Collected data
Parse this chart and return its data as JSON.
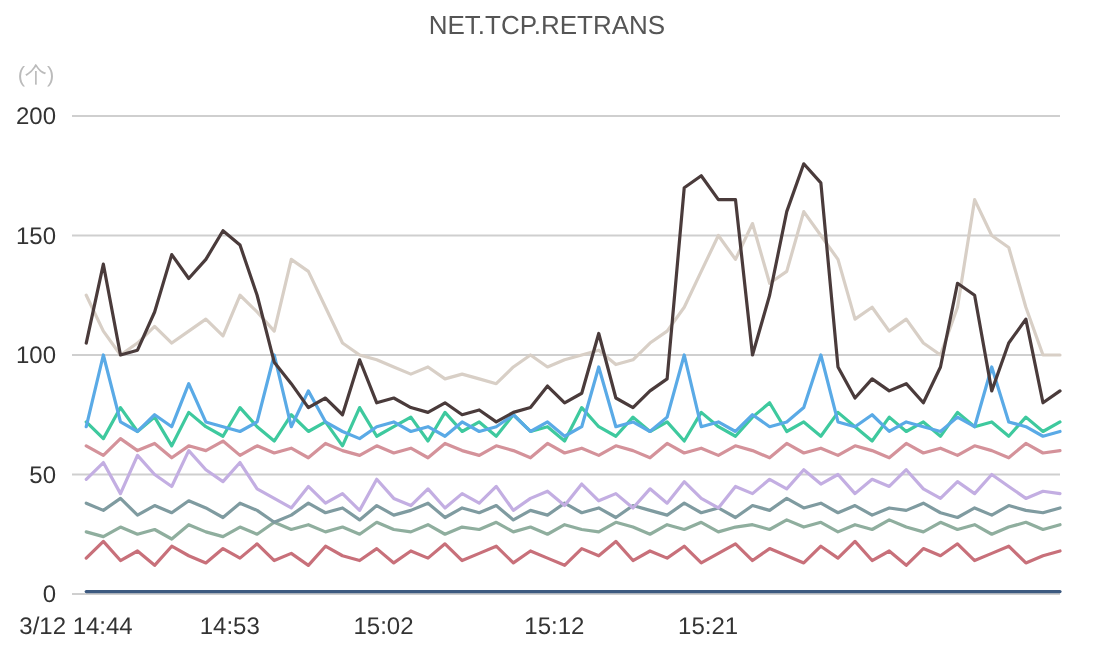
{
  "chart_data": {
    "type": "line",
    "title": "NET.TCP.RETRANS",
    "ylabel": "(个)",
    "x": [
      14.7433,
      14.76,
      14.7767,
      14.7933,
      14.81,
      14.8267,
      14.8433,
      14.86,
      14.8767,
      14.8933,
      14.91,
      14.9267,
      14.9433,
      14.96,
      14.9767,
      14.9933,
      15.01,
      15.0267,
      15.0433,
      15.06,
      15.0767,
      15.0933,
      15.11,
      15.1267,
      15.1433,
      15.16,
      15.1767,
      15.1933,
      15.21,
      15.2267,
      15.2433,
      15.26,
      15.2767,
      15.2933,
      15.31,
      15.3267,
      15.3433,
      15.36,
      15.3767,
      15.3933,
      15.41,
      15.4267,
      15.4433,
      15.46,
      15.4767,
      15.4933,
      15.51,
      15.5267,
      15.5433,
      15.56,
      15.5767,
      15.5933,
      15.61,
      15.6267,
      15.6433,
      15.66,
      15.6767,
      15.6933
    ],
    "xlim": [
      14.7333,
      15.6933
    ],
    "xticks": [
      {
        "value": 14.7333,
        "label": "3/12 14:44"
      },
      {
        "value": 14.8833,
        "label": "14:53"
      },
      {
        "value": 15.0333,
        "label": "15:02"
      },
      {
        "value": 15.2,
        "label": "15:12"
      },
      {
        "value": 15.35,
        "label": "15:21"
      }
    ],
    "ylim": [
      0,
      200
    ],
    "yticks": [
      0,
      50,
      100,
      150,
      200
    ],
    "grid": "y",
    "series": [
      {
        "color": "#3d5a80",
        "values": [
          1,
          1,
          1,
          1,
          1,
          1,
          1,
          1,
          1,
          1,
          1,
          1,
          1,
          1,
          1,
          1,
          1,
          1,
          1,
          1,
          1,
          1,
          1,
          1,
          1,
          1,
          1,
          1,
          1,
          1,
          1,
          1,
          1,
          1,
          1,
          1,
          1,
          1,
          1,
          1,
          1,
          1,
          1,
          1,
          1,
          1,
          1,
          1,
          1,
          1,
          1,
          1,
          1,
          1,
          1,
          1,
          1,
          1
        ]
      },
      {
        "color": "#c8707a",
        "values": [
          15,
          22,
          14,
          18,
          12,
          20,
          16,
          13,
          19,
          15,
          21,
          14,
          17,
          12,
          20,
          16,
          14,
          19,
          13,
          18,
          15,
          21,
          14,
          17,
          20,
          13,
          18,
          15,
          12,
          19,
          16,
          22,
          14,
          18,
          15,
          20,
          13,
          17,
          21,
          14,
          19,
          16,
          13,
          20,
          15,
          22,
          14,
          18,
          12,
          19,
          16,
          21,
          14,
          17,
          20,
          13,
          16,
          18
        ]
      },
      {
        "color": "#8fae9e",
        "values": [
          26,
          24,
          28,
          25,
          27,
          23,
          29,
          26,
          24,
          28,
          25,
          30,
          27,
          29,
          26,
          28,
          25,
          30,
          27,
          26,
          29,
          25,
          28,
          27,
          30,
          26,
          28,
          25,
          29,
          27,
          26,
          30,
          28,
          25,
          29,
          27,
          30,
          26,
          28,
          29,
          27,
          31,
          28,
          30,
          26,
          29,
          27,
          31,
          28,
          26,
          30,
          27,
          29,
          25,
          28,
          30,
          27,
          29
        ]
      },
      {
        "color": "#7f9ba0",
        "values": [
          38,
          35,
          40,
          33,
          37,
          34,
          39,
          36,
          32,
          38,
          35,
          30,
          33,
          38,
          34,
          36,
          31,
          37,
          33,
          35,
          38,
          32,
          36,
          34,
          37,
          31,
          35,
          33,
          38,
          34,
          36,
          32,
          37,
          35,
          33,
          38,
          34,
          36,
          32,
          37,
          35,
          40,
          36,
          38,
          34,
          37,
          33,
          36,
          35,
          38,
          34,
          32,
          36,
          33,
          37,
          35,
          34,
          36
        ]
      },
      {
        "color": "#c3aee2",
        "values": [
          48,
          55,
          42,
          58,
          50,
          45,
          60,
          52,
          47,
          55,
          44,
          40,
          36,
          45,
          38,
          42,
          35,
          48,
          40,
          37,
          44,
          36,
          42,
          38,
          45,
          35,
          40,
          43,
          37,
          46,
          39,
          42,
          36,
          44,
          38,
          47,
          40,
          36,
          45,
          42,
          48,
          44,
          52,
          46,
          50,
          42,
          48,
          45,
          52,
          44,
          40,
          47,
          42,
          50,
          45,
          40,
          43,
          42
        ]
      },
      {
        "color": "#d4929a",
        "values": [
          62,
          58,
          65,
          60,
          63,
          57,
          62,
          60,
          64,
          58,
          62,
          59,
          61,
          57,
          63,
          60,
          58,
          62,
          59,
          61,
          57,
          63,
          60,
          58,
          62,
          60,
          57,
          63,
          59,
          61,
          58,
          62,
          60,
          57,
          63,
          59,
          61,
          58,
          62,
          60,
          57,
          63,
          59,
          61,
          58,
          62,
          60,
          57,
          63,
          59,
          61,
          58,
          62,
          60,
          57,
          63,
          59,
          60
        ]
      },
      {
        "color": "#3ec99e",
        "values": [
          72,
          65,
          78,
          68,
          74,
          62,
          76,
          70,
          66,
          78,
          70,
          64,
          75,
          68,
          72,
          62,
          78,
          66,
          70,
          74,
          64,
          76,
          68,
          72,
          66,
          75,
          68,
          70,
          64,
          78,
          70,
          66,
          74,
          68,
          72,
          64,
          76,
          70,
          66,
          74,
          80,
          68,
          72,
          66,
          76,
          70,
          64,
          74,
          68,
          72,
          66,
          76,
          70,
          72,
          66,
          74,
          68,
          72
        ]
      },
      {
        "color": "#5aaae6",
        "values": [
          70,
          100,
          72,
          68,
          75,
          70,
          88,
          72,
          70,
          68,
          72,
          100,
          70,
          85,
          72,
          68,
          65,
          70,
          72,
          68,
          70,
          66,
          72,
          68,
          70,
          75,
          68,
          72,
          66,
          70,
          95,
          70,
          72,
          68,
          74,
          100,
          70,
          72,
          68,
          75,
          70,
          72,
          78,
          100,
          72,
          70,
          75,
          68,
          72,
          70,
          68,
          74,
          70,
          95,
          72,
          70,
          66,
          68
        ]
      },
      {
        "color": "#d8cfc6",
        "values": [
          125,
          110,
          100,
          105,
          112,
          105,
          110,
          115,
          108,
          125,
          118,
          110,
          140,
          135,
          120,
          105,
          100,
          98,
          95,
          92,
          95,
          90,
          92,
          90,
          88,
          95,
          100,
          95,
          98,
          100,
          102,
          96,
          98,
          105,
          110,
          120,
          135,
          150,
          140,
          155,
          130,
          135,
          160,
          150,
          140,
          115,
          120,
          110,
          115,
          105,
          100,
          120,
          165,
          150,
          145,
          120,
          100,
          100
        ]
      },
      {
        "color": "#4a3b3b",
        "values": [
          105,
          138,
          100,
          102,
          118,
          142,
          132,
          140,
          152,
          146,
          125,
          97,
          88,
          78,
          82,
          75,
          98,
          80,
          82,
          78,
          76,
          80,
          75,
          77,
          72,
          76,
          78,
          87,
          80,
          84,
          109,
          82,
          78,
          85,
          90,
          170,
          175,
          165,
          165,
          100,
          125,
          160,
          180,
          172,
          95,
          82,
          90,
          85,
          88,
          80,
          95,
          130,
          125,
          85,
          105,
          115,
          80,
          85
        ]
      }
    ]
  }
}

Exercise instructions
Without the pictures, transcribe the listing above exactly.

Complete answer
Parse this chart and return its data as JSON.
{
  "chart_data": {
    "type": "line",
    "title": "NET.TCP.RETRANS",
    "ylabel": "(个)",
    "x": [
      14.7433,
      14.76,
      14.7767,
      14.7933,
      14.81,
      14.8267,
      14.8433,
      14.86,
      14.8767,
      14.8933,
      14.91,
      14.9267,
      14.9433,
      14.96,
      14.9767,
      14.9933,
      15.01,
      15.0267,
      15.0433,
      15.06,
      15.0767,
      15.0933,
      15.11,
      15.1267,
      15.1433,
      15.16,
      15.1767,
      15.1933,
      15.21,
      15.2267,
      15.2433,
      15.26,
      15.2767,
      15.2933,
      15.31,
      15.3267,
      15.3433,
      15.36,
      15.3767,
      15.3933,
      15.41,
      15.4267,
      15.4433,
      15.46,
      15.4767,
      15.4933,
      15.51,
      15.5267,
      15.5433,
      15.56,
      15.5767,
      15.5933,
      15.61,
      15.6267,
      15.6433,
      15.66,
      15.6767,
      15.6933
    ],
    "xlim": [
      14.7333,
      15.6933
    ],
    "xticks": [
      {
        "value": 14.7333,
        "label": "3/12 14:44"
      },
      {
        "value": 14.8833,
        "label": "14:53"
      },
      {
        "value": 15.0333,
        "label": "15:02"
      },
      {
        "value": 15.2,
        "label": "15:12"
      },
      {
        "value": 15.35,
        "label": "15:21"
      }
    ],
    "ylim": [
      0,
      200
    ],
    "yticks": [
      0,
      50,
      100,
      150,
      200
    ],
    "grid": "y",
    "series": [
      {
        "color": "#3d5a80",
        "values": [
          1,
          1,
          1,
          1,
          1,
          1,
          1,
          1,
          1,
          1,
          1,
          1,
          1,
          1,
          1,
          1,
          1,
          1,
          1,
          1,
          1,
          1,
          1,
          1,
          1,
          1,
          1,
          1,
          1,
          1,
          1,
          1,
          1,
          1,
          1,
          1,
          1,
          1,
          1,
          1,
          1,
          1,
          1,
          1,
          1,
          1,
          1,
          1,
          1,
          1,
          1,
          1,
          1,
          1,
          1,
          1,
          1,
          1
        ]
      },
      {
        "color": "#c8707a",
        "values": [
          15,
          22,
          14,
          18,
          12,
          20,
          16,
          13,
          19,
          15,
          21,
          14,
          17,
          12,
          20,
          16,
          14,
          19,
          13,
          18,
          15,
          21,
          14,
          17,
          20,
          13,
          18,
          15,
          12,
          19,
          16,
          22,
          14,
          18,
          15,
          20,
          13,
          17,
          21,
          14,
          19,
          16,
          13,
          20,
          15,
          22,
          14,
          18,
          12,
          19,
          16,
          21,
          14,
          17,
          20,
          13,
          16,
          18
        ]
      },
      {
        "color": "#8fae9e",
        "values": [
          26,
          24,
          28,
          25,
          27,
          23,
          29,
          26,
          24,
          28,
          25,
          30,
          27,
          29,
          26,
          28,
          25,
          30,
          27,
          26,
          29,
          25,
          28,
          27,
          30,
          26,
          28,
          25,
          29,
          27,
          26,
          30,
          28,
          25,
          29,
          27,
          30,
          26,
          28,
          29,
          27,
          31,
          28,
          30,
          26,
          29,
          27,
          31,
          28,
          26,
          30,
          27,
          29,
          25,
          28,
          30,
          27,
          29
        ]
      },
      {
        "color": "#7f9ba0",
        "values": [
          38,
          35,
          40,
          33,
          37,
          34,
          39,
          36,
          32,
          38,
          35,
          30,
          33,
          38,
          34,
          36,
          31,
          37,
          33,
          35,
          38,
          32,
          36,
          34,
          37,
          31,
          35,
          33,
          38,
          34,
          36,
          32,
          37,
          35,
          33,
          38,
          34,
          36,
          32,
          37,
          35,
          40,
          36,
          38,
          34,
          37,
          33,
          36,
          35,
          38,
          34,
          32,
          36,
          33,
          37,
          35,
          34,
          36
        ]
      },
      {
        "color": "#c3aee2",
        "values": [
          48,
          55,
          42,
          58,
          50,
          45,
          60,
          52,
          47,
          55,
          44,
          40,
          36,
          45,
          38,
          42,
          35,
          48,
          40,
          37,
          44,
          36,
          42,
          38,
          45,
          35,
          40,
          43,
          37,
          46,
          39,
          42,
          36,
          44,
          38,
          47,
          40,
          36,
          45,
          42,
          48,
          44,
          52,
          46,
          50,
          42,
          48,
          45,
          52,
          44,
          40,
          47,
          42,
          50,
          45,
          40,
          43,
          42
        ]
      },
      {
        "color": "#d4929a",
        "values": [
          62,
          58,
          65,
          60,
          63,
          57,
          62,
          60,
          64,
          58,
          62,
          59,
          61,
          57,
          63,
          60,
          58,
          62,
          59,
          61,
          57,
          63,
          60,
          58,
          62,
          60,
          57,
          63,
          59,
          61,
          58,
          62,
          60,
          57,
          63,
          59,
          61,
          58,
          62,
          60,
          57,
          63,
          59,
          61,
          58,
          62,
          60,
          57,
          63,
          59,
          61,
          58,
          62,
          60,
          57,
          63,
          59,
          60
        ]
      },
      {
        "color": "#3ec99e",
        "values": [
          72,
          65,
          78,
          68,
          74,
          62,
          76,
          70,
          66,
          78,
          70,
          64,
          75,
          68,
          72,
          62,
          78,
          66,
          70,
          74,
          64,
          76,
          68,
          72,
          66,
          75,
          68,
          70,
          64,
          78,
          70,
          66,
          74,
          68,
          72,
          64,
          76,
          70,
          66,
          74,
          80,
          68,
          72,
          66,
          76,
          70,
          64,
          74,
          68,
          72,
          66,
          76,
          70,
          72,
          66,
          74,
          68,
          72
        ]
      },
      {
        "color": "#5aaae6",
        "values": [
          70,
          100,
          72,
          68,
          75,
          70,
          88,
          72,
          70,
          68,
          72,
          100,
          70,
          85,
          72,
          68,
          65,
          70,
          72,
          68,
          70,
          66,
          72,
          68,
          70,
          75,
          68,
          72,
          66,
          70,
          95,
          70,
          72,
          68,
          74,
          100,
          70,
          72,
          68,
          75,
          70,
          72,
          78,
          100,
          72,
          70,
          75,
          68,
          72,
          70,
          68,
          74,
          70,
          95,
          72,
          70,
          66,
          68
        ]
      },
      {
        "color": "#d8cfc6",
        "values": [
          125,
          110,
          100,
          105,
          112,
          105,
          110,
          115,
          108,
          125,
          118,
          110,
          140,
          135,
          120,
          105,
          100,
          98,
          95,
          92,
          95,
          90,
          92,
          90,
          88,
          95,
          100,
          95,
          98,
          100,
          102,
          96,
          98,
          105,
          110,
          120,
          135,
          150,
          140,
          155,
          130,
          135,
          160,
          150,
          140,
          115,
          120,
          110,
          115,
          105,
          100,
          120,
          165,
          150,
          145,
          120,
          100,
          100
        ]
      },
      {
        "color": "#4a3b3b",
        "values": [
          105,
          138,
          100,
          102,
          118,
          142,
          132,
          140,
          152,
          146,
          125,
          97,
          88,
          78,
          82,
          75,
          98,
          80,
          82,
          78,
          76,
          80,
          75,
          77,
          72,
          76,
          78,
          87,
          80,
          84,
          109,
          82,
          78,
          85,
          90,
          170,
          175,
          165,
          165,
          100,
          125,
          160,
          180,
          172,
          95,
          82,
          90,
          85,
          88,
          80,
          95,
          130,
          125,
          85,
          105,
          115,
          80,
          85
        ]
      }
    ]
  }
}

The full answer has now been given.